-- begin INPUT MATERIAL --
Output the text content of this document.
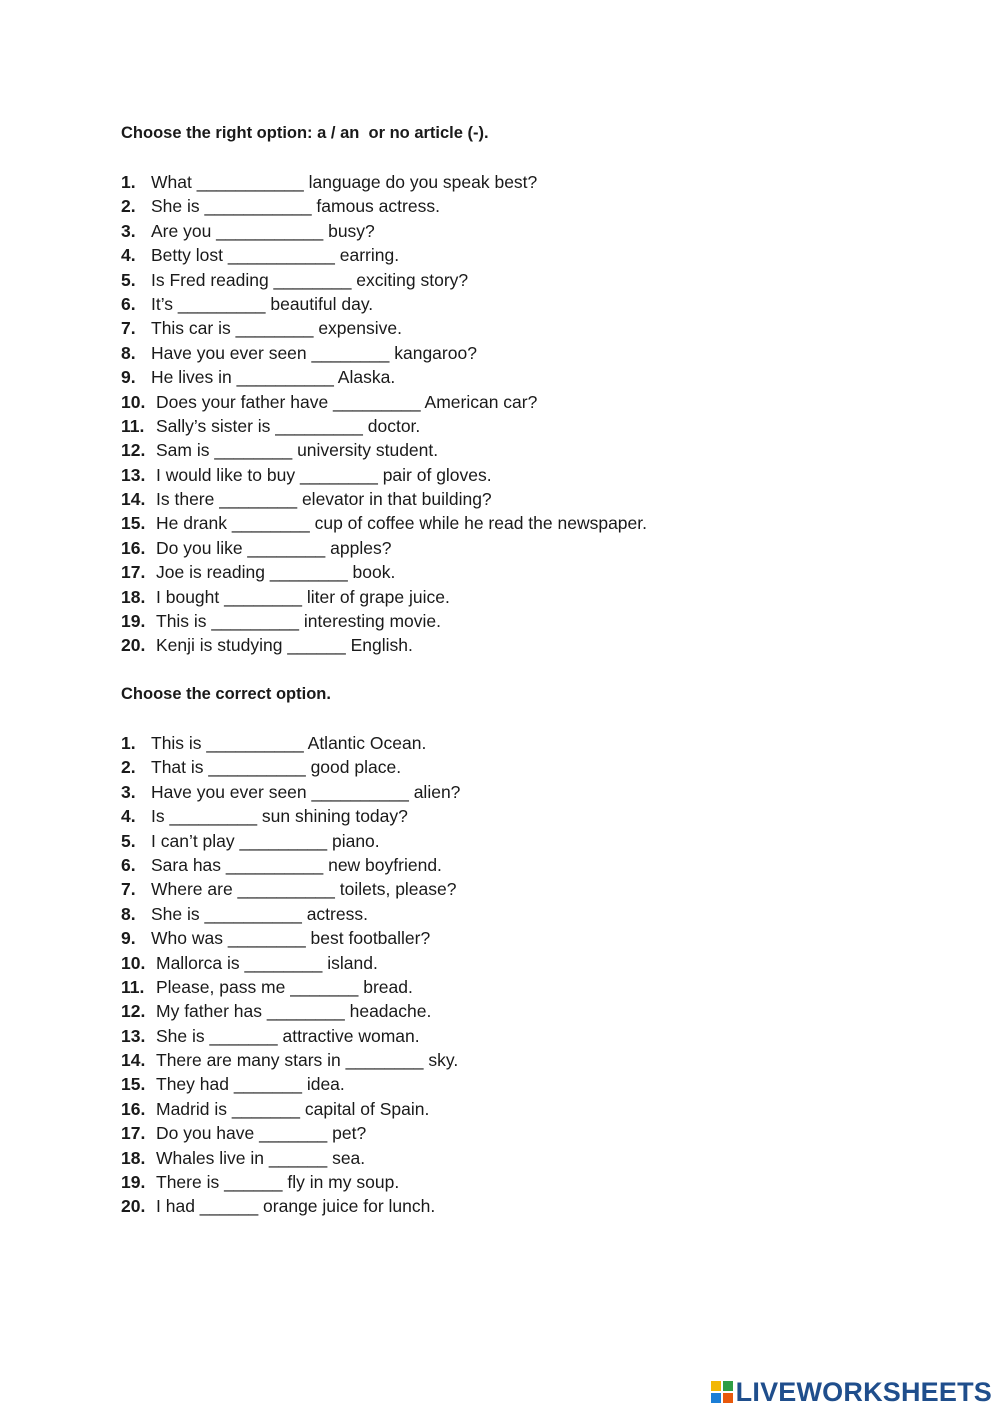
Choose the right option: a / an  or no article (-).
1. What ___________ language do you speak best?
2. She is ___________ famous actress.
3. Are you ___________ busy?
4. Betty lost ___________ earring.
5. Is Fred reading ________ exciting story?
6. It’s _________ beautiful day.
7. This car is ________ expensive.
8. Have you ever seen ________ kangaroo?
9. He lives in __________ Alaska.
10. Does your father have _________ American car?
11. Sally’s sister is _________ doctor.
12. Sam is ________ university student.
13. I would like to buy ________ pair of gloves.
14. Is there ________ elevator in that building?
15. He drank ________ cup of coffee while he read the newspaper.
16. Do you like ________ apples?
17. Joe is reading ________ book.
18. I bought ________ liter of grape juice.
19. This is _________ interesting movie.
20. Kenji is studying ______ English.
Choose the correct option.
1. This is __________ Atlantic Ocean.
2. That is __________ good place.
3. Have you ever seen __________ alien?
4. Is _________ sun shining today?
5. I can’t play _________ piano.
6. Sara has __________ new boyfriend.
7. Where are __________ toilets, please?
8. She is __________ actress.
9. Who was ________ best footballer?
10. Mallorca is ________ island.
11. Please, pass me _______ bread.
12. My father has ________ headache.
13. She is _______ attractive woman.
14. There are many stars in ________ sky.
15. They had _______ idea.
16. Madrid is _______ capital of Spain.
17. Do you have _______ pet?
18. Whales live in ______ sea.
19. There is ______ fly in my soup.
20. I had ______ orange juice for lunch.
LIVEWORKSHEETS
-- end INPUT MATERIAL --
-- begin INPUT MATERIAL --
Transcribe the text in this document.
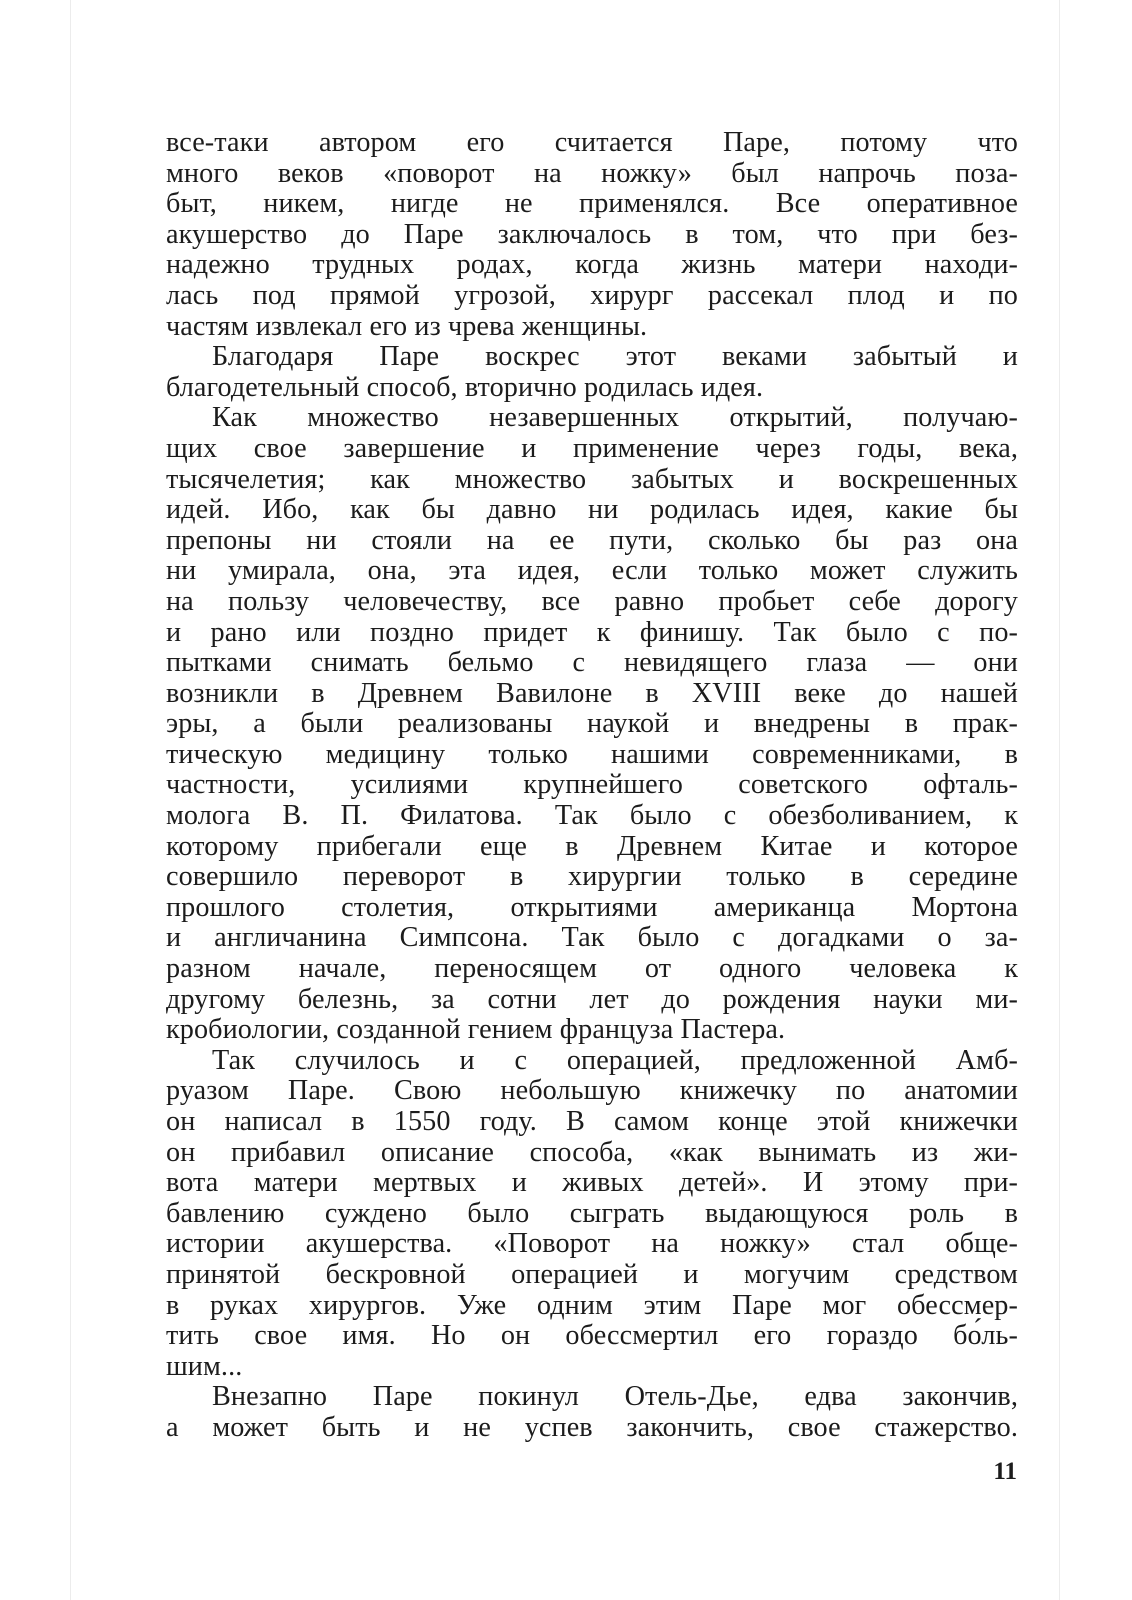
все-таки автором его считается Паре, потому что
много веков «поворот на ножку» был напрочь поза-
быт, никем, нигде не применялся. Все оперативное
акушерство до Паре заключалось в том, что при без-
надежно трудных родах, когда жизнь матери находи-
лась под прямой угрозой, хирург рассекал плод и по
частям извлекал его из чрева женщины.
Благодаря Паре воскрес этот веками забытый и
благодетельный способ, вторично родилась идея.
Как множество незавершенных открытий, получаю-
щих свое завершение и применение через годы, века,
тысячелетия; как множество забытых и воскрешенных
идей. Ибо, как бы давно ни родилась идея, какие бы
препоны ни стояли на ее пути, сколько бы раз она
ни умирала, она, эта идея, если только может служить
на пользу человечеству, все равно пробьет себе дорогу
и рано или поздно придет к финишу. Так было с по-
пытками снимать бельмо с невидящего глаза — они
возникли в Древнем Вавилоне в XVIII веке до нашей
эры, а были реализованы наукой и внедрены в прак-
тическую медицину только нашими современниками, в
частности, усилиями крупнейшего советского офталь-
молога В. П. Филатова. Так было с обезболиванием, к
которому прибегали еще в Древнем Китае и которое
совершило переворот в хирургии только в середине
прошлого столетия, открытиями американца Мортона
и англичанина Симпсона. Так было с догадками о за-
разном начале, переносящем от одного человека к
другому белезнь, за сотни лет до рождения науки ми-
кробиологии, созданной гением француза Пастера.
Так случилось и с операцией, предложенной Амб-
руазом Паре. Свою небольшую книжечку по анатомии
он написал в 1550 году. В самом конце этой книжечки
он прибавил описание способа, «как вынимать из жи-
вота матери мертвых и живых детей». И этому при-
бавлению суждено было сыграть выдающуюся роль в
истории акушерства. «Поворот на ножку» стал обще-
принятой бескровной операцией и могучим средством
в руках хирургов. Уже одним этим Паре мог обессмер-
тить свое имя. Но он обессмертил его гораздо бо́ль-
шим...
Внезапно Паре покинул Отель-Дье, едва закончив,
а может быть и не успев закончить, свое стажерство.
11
-- end INPUT MATERIAL --
Look through the material above. Copy each line where the word "document" appears.

Output the text content of this document.
Transcribe the text in this document.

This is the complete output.